YOUR TASK: Return all lines where the word "System" can be found.

EXERCISE MATERIAL:

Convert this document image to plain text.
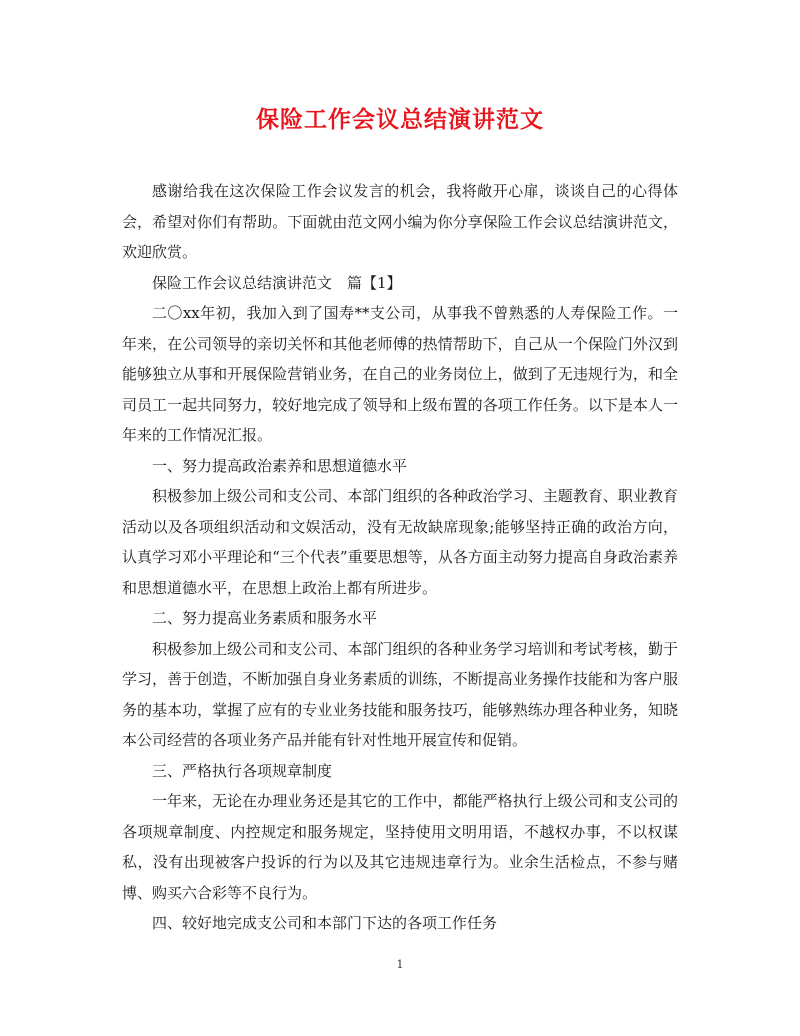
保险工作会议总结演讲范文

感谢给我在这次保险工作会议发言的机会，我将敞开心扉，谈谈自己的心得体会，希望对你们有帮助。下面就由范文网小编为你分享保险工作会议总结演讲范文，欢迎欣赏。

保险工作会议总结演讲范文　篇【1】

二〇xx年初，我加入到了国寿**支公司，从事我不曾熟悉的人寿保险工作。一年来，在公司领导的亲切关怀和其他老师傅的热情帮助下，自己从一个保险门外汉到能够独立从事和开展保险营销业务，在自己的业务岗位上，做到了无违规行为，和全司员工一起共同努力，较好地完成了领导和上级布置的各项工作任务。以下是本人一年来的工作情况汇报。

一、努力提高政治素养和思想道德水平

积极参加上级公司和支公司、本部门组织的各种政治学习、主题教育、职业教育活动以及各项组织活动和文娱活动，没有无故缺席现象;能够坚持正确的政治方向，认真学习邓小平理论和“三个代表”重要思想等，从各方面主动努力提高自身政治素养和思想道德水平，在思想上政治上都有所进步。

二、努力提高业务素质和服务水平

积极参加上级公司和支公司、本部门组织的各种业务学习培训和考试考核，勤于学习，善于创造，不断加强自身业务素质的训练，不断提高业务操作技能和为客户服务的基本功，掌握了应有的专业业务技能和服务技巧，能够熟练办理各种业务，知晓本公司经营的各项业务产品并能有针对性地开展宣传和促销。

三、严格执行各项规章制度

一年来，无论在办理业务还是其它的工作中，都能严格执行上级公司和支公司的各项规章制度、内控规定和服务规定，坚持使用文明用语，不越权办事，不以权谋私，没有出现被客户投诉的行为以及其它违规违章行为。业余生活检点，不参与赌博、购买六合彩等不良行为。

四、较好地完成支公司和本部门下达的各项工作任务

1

---

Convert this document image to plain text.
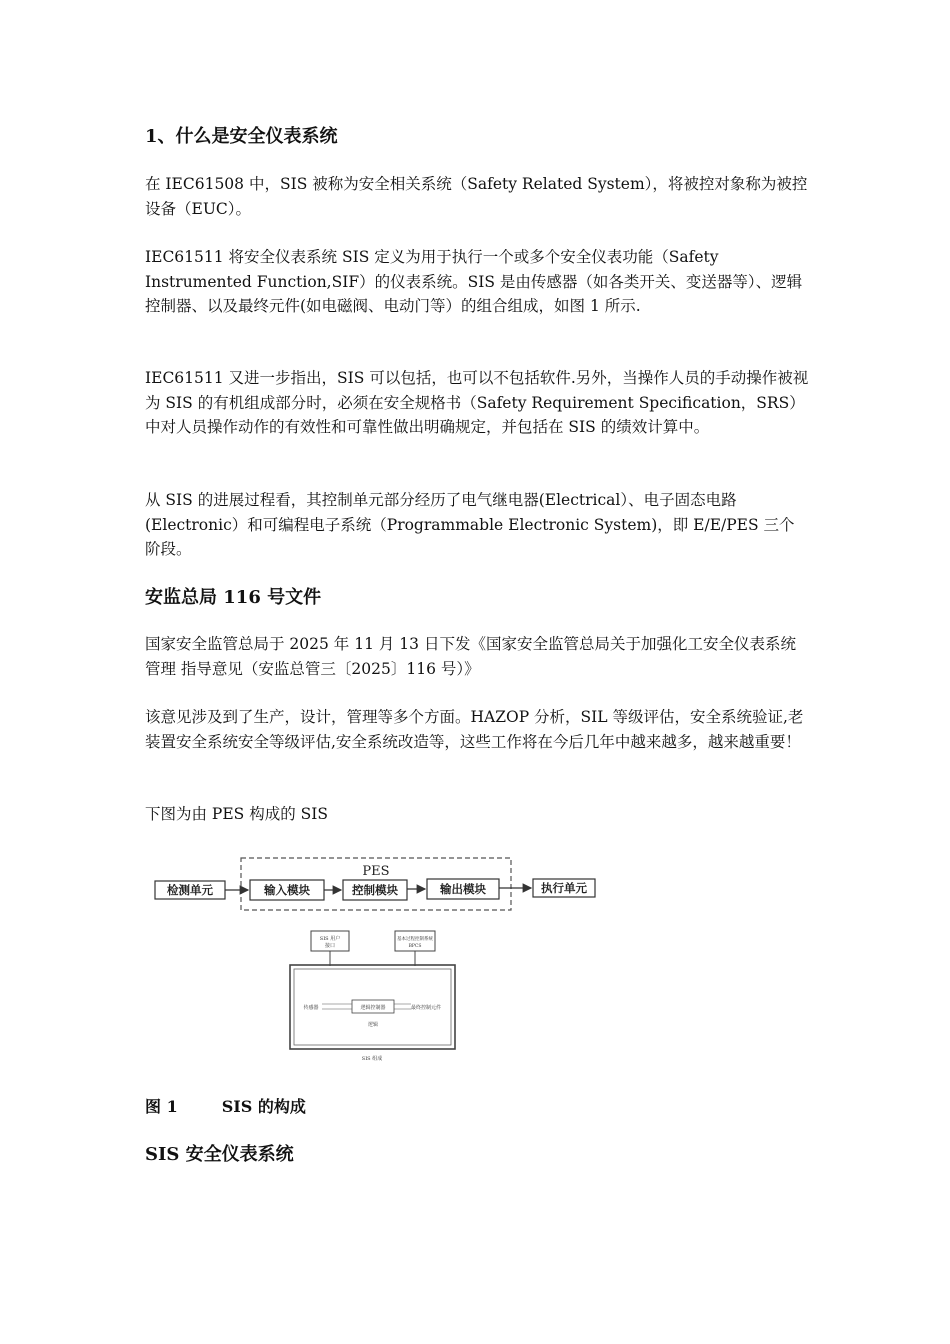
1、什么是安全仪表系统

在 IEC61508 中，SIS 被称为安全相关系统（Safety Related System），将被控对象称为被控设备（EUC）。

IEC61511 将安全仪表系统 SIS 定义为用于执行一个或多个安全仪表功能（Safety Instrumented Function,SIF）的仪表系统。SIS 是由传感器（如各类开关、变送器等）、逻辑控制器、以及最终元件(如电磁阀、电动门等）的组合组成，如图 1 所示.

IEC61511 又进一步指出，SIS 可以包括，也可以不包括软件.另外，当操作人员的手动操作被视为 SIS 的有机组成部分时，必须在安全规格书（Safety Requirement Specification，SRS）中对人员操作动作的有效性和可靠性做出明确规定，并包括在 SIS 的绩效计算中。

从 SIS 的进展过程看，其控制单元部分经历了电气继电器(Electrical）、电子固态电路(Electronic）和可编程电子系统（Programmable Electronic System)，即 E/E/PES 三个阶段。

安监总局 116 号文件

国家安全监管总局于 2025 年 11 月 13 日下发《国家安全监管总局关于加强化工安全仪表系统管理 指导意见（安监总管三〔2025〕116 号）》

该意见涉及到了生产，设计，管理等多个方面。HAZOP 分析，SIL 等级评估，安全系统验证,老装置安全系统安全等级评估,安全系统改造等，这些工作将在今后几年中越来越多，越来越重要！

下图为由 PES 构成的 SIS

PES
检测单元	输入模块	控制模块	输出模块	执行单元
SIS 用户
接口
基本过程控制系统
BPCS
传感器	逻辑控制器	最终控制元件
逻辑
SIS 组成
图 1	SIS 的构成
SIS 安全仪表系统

WRITTEN REPLY:
在 IEC61508 中，SIS 被称为安全相关系统（Safety Related System），将被控对象称为被控设备（EUC）。
从 SIS 的进展过程看，其控制单元部分经历了电气继电器(Electrical）、电子固态电路(Electronic）和可编程电子系统（Programmable Electronic System)，即 E/E/PES 三个阶段。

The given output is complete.